* _EXERCISE OBJECTIVE_: Please repeat each line below exactly, with no images in the copy.

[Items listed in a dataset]
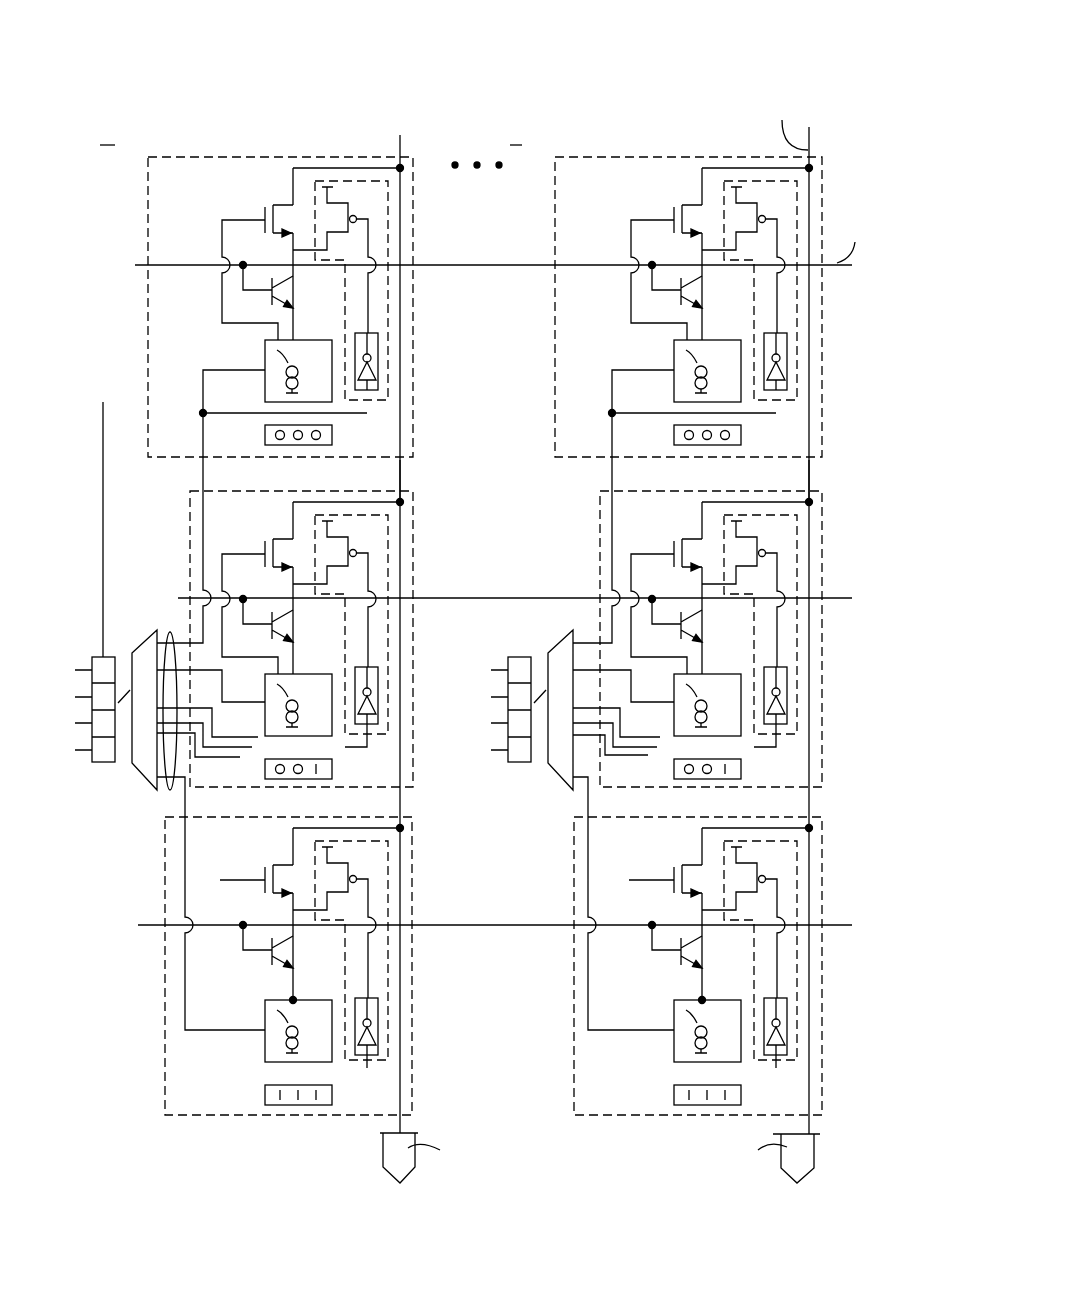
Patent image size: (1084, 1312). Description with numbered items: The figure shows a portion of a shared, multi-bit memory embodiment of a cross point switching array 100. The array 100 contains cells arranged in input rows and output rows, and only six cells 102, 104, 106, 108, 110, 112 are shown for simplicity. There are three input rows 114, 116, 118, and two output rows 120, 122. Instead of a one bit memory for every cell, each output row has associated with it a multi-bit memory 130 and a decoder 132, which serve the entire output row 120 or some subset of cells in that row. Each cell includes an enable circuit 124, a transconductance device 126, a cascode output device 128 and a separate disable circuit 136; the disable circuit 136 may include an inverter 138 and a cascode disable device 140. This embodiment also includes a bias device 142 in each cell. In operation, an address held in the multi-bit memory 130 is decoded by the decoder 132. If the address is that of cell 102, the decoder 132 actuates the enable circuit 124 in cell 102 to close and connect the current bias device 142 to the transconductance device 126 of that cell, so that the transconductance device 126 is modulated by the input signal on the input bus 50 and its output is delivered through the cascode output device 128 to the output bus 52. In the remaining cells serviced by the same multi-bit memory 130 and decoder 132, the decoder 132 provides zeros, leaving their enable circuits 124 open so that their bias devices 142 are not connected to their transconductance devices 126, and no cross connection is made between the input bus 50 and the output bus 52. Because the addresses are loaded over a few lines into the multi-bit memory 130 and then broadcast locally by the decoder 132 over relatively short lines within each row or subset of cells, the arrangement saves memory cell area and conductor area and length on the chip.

The array 100 is at (740, 38).
The cell 102 is at (190, 444).
The cell 104 is at (595, 444).
The cell 106 is at (230, 782).
The cell 108 is at (638, 782).
The cell 110 is at (205, 1105).
The cell 112 is at (612, 1105).
The input row 114 is at (110, 316).
The input row 116 is at (130, 490).
The input row 118 is at (112, 890).
The output row 120 is at (235, 128).
The output row 122 is at (643, 128).
The enable circuit 124 is at (265, 356).
The transconductance device 126 is at (486, 615).
The cascode output device 128 is at (462, 538).
The multi-bit memory 130 is at (98, 656).
The decoder 132 is at (142, 775).
The disable circuit 136 is at (390, 200).
The inverter 138 is at (379, 345).
The cascode disable device 140 is at (168, 633).
The bias device 142 is at (509, 697).
The input bus 50 is at (400, 478).
The output bus 52 is at (809, 478).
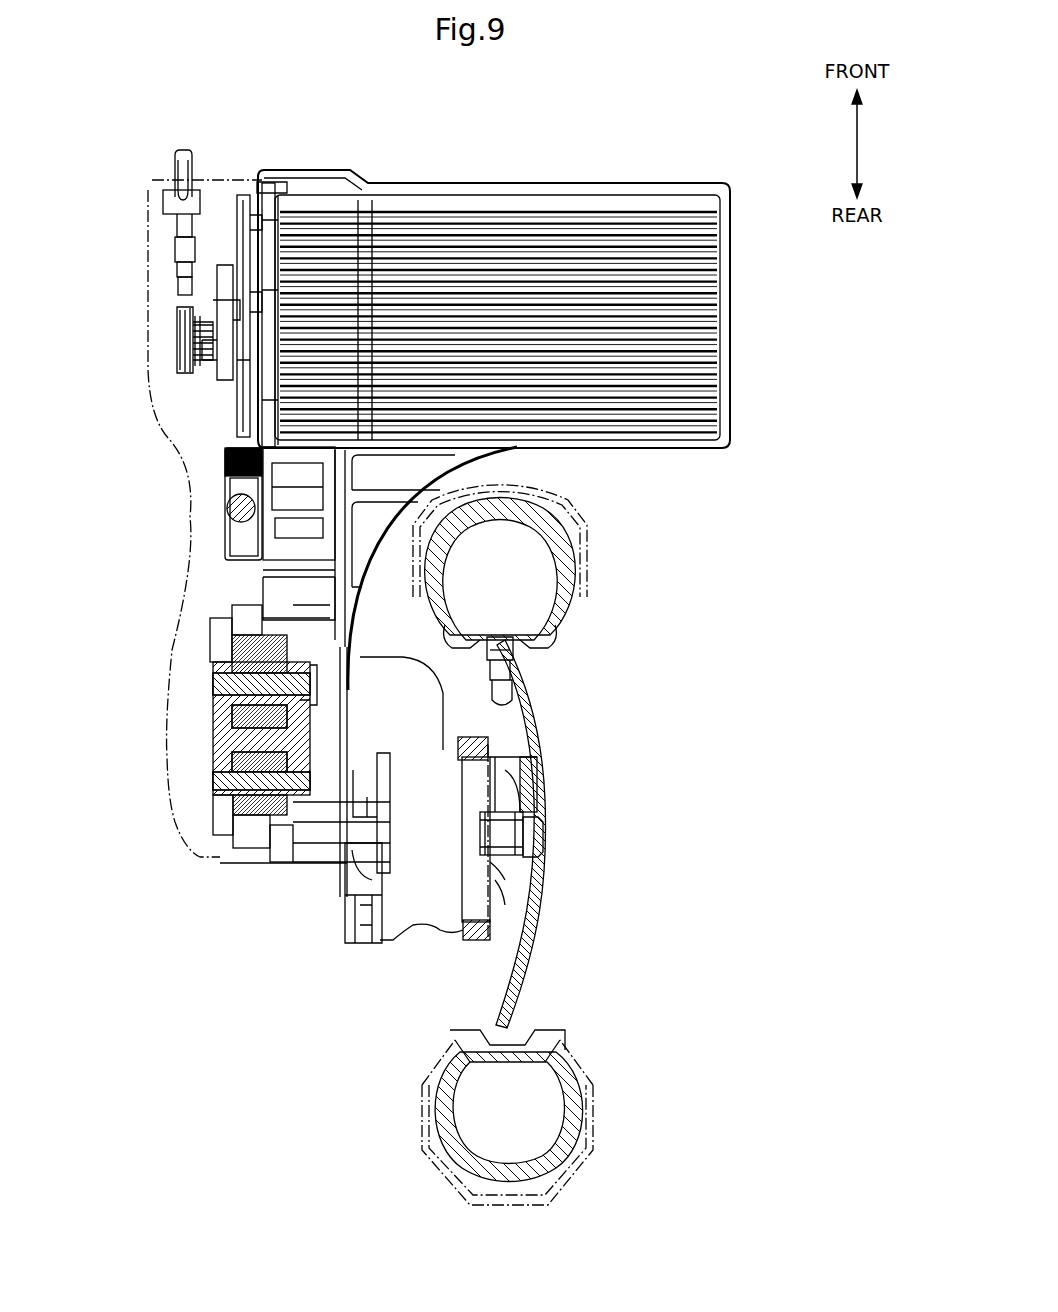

* _SOLUTION TO THE PROBLEM_:
Patent image size: (1084, 1312). Description with numbered items: The figure shows a portion of a shared, multi-bit memory embodiment of a cross point switching array 100. The array 100 contains cells arranged in input rows and output rows, and only six cells 102, 104, 106, 108, 110, 112 are shown for simplicity. There are three input rows 114, 116, 118, and two output rows 120, 122. Instead of a one bit memory for every cell, each output row has associated with it a multi-bit memory 130 and a decoder 132, which serve the entire output row 120 or some subset of cells in that row. Each cell includes an enable circuit 124, a transconductance device 126, a cascode output device 128 and a separate disable circuit 136; the disable circuit 136 may include an inverter 138 and a cascode disable device 140. This embodiment also includes a bias device 142 in each cell. In operation, an address held in the multi-bit memory 130 is decoded by the decoder 132. If the address is that of cell 102, the decoder 132 actuates the enable circuit 124 in cell 102 to close and connect the current bias device 142 to the transconductance device 126 of that cell, so that the transconductance device 126 is modulated by the input signal on the input bus 50 and its output is delivered through the cascode output device 128 to the output bus 52. In the remaining cells serviced by the same multi-bit memory 130 and decoder 132, the decoder 132 provides zeros, leaving their enable circuits 124 open so that their bias devices 142 are not connected to their transconductance devices 126, and no cross connection is made between the input bus 50 and the output bus 52. Because the addresses are loaded over a few lines into the multi-bit memory 130 and then broadcast locally by the decoder 132 over relatively short lines within each row or subset of cells, the arrangement saves memory cell area and conductor area and length on the chip.

The array 100 is at (740, 38).
The cell 102 is at (190, 444).
The cell 104 is at (595, 444).
The cell 106 is at (230, 782).
The cell 108 is at (638, 782).
The cell 110 is at (205, 1105).
The cell 112 is at (612, 1105).
The input row 114 is at (110, 316).
The input row 116 is at (130, 490).
The input row 118 is at (112, 890).
The output row 120 is at (235, 128).
The output row 122 is at (643, 128).
The enable circuit 124 is at (265, 356).
The transconductance device 126 is at (486, 615).
The cascode output device 128 is at (462, 538).
The multi-bit memory 130 is at (98, 656).
The decoder 132 is at (142, 775).
The disable circuit 136 is at (390, 200).
The inverter 138 is at (379, 345).
The cascode disable device 140 is at (168, 633).
The bias device 142 is at (509, 697).
The input bus 50 is at (400, 478).
The output bus 52 is at (809, 478).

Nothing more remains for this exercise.